**Exercise goal:**
Copy each line below that contains "name".
-=-=-
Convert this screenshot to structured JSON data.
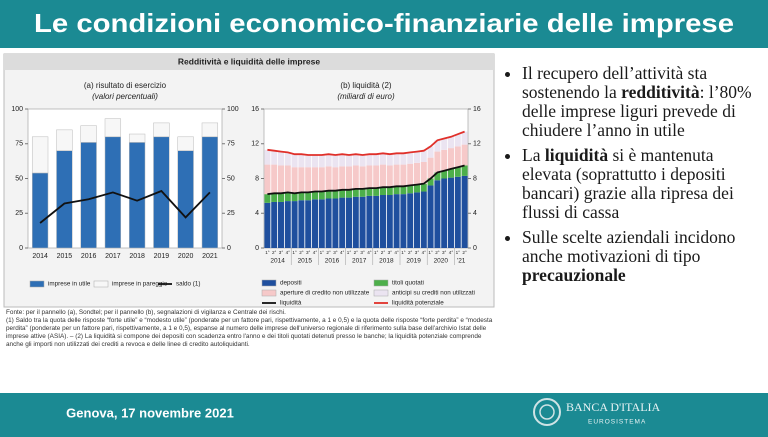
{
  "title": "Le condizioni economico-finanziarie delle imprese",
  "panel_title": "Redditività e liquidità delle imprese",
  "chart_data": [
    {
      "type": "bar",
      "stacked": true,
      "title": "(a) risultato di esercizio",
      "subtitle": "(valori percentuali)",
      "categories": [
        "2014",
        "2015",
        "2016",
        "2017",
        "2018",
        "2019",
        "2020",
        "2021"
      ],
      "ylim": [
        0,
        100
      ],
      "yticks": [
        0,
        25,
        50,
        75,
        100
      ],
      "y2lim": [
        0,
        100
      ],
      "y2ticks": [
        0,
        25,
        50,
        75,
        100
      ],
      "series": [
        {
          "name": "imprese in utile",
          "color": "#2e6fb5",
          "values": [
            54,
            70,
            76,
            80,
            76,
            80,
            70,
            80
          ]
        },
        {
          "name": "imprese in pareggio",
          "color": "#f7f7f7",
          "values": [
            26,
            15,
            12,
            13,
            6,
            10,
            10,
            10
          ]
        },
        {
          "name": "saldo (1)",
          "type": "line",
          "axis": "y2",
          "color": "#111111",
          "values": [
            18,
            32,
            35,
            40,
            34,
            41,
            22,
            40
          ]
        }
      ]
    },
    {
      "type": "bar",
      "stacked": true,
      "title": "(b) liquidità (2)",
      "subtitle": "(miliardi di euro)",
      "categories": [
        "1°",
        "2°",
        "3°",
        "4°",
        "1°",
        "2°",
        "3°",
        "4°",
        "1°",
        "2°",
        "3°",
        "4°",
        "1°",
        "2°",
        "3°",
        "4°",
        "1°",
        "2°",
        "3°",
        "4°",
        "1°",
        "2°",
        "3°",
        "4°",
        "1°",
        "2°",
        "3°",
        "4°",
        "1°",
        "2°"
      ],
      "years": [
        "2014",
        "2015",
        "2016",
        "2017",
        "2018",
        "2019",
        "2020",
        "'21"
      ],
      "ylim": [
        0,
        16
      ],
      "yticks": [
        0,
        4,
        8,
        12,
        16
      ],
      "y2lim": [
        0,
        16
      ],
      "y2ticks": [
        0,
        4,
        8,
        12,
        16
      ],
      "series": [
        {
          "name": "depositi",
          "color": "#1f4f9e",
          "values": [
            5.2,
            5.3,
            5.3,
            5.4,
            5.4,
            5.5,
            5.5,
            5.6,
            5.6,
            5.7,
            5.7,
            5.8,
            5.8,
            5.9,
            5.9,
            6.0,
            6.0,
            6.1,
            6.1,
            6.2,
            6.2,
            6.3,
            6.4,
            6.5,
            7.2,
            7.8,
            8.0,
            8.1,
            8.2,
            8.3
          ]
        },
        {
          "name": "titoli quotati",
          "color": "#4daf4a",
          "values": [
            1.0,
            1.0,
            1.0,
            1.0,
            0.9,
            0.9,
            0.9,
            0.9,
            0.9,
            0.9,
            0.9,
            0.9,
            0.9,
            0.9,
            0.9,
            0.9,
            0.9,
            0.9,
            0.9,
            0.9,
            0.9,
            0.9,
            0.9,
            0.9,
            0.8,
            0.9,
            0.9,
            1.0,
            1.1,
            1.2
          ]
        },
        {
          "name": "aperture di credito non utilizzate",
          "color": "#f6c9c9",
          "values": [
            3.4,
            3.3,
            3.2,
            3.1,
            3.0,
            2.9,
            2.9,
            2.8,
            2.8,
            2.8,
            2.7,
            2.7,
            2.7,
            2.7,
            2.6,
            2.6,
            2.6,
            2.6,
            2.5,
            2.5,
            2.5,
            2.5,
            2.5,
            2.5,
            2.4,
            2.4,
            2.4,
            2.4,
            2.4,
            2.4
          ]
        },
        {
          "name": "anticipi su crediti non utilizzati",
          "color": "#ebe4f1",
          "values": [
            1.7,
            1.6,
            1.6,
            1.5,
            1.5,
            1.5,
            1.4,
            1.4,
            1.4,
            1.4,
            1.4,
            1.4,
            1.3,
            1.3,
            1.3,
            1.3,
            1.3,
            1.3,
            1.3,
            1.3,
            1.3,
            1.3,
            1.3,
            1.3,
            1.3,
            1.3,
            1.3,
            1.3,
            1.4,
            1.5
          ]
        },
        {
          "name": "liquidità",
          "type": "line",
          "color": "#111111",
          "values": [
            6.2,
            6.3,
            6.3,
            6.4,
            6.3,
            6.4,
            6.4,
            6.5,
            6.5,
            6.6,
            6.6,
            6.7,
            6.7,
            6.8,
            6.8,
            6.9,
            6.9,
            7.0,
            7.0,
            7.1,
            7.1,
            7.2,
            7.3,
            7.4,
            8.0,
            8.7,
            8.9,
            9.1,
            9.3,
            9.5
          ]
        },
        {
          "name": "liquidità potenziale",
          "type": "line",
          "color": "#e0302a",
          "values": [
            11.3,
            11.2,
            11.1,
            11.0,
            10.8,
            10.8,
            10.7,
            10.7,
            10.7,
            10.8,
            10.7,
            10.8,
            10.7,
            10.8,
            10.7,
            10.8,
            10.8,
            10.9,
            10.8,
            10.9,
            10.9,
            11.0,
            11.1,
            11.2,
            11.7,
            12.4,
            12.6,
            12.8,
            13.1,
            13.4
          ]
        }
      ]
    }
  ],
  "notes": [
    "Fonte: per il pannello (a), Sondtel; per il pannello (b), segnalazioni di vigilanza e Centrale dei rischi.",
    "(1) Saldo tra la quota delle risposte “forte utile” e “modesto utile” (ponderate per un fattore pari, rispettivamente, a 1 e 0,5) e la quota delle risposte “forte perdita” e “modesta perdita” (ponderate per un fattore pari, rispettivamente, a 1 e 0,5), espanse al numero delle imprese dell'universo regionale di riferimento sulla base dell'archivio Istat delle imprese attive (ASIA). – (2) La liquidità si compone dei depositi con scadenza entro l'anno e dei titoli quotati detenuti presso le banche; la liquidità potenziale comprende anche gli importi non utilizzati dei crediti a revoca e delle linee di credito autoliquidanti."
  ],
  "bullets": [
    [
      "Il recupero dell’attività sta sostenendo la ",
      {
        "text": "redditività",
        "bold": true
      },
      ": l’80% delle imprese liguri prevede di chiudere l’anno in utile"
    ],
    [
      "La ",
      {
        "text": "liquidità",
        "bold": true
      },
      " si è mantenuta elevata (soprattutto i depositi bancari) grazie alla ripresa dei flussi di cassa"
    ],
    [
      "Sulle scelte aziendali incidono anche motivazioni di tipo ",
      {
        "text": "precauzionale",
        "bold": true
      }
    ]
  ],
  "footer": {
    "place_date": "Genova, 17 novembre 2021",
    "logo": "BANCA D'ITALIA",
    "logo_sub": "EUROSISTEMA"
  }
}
-=-=-
**Answer to this exercise:**
          "name": "imprese in utile",
          "name": "imprese in pareggio",
          "name": "saldo (1)",
          "name": "depositi",
          "name": "titoli quotati",
          "name": "aperture di credito non utilizzate",
          "name": "anticipi su crediti non utilizzati",
          "name": "liquidità",
          "name": "liquidità potenziale",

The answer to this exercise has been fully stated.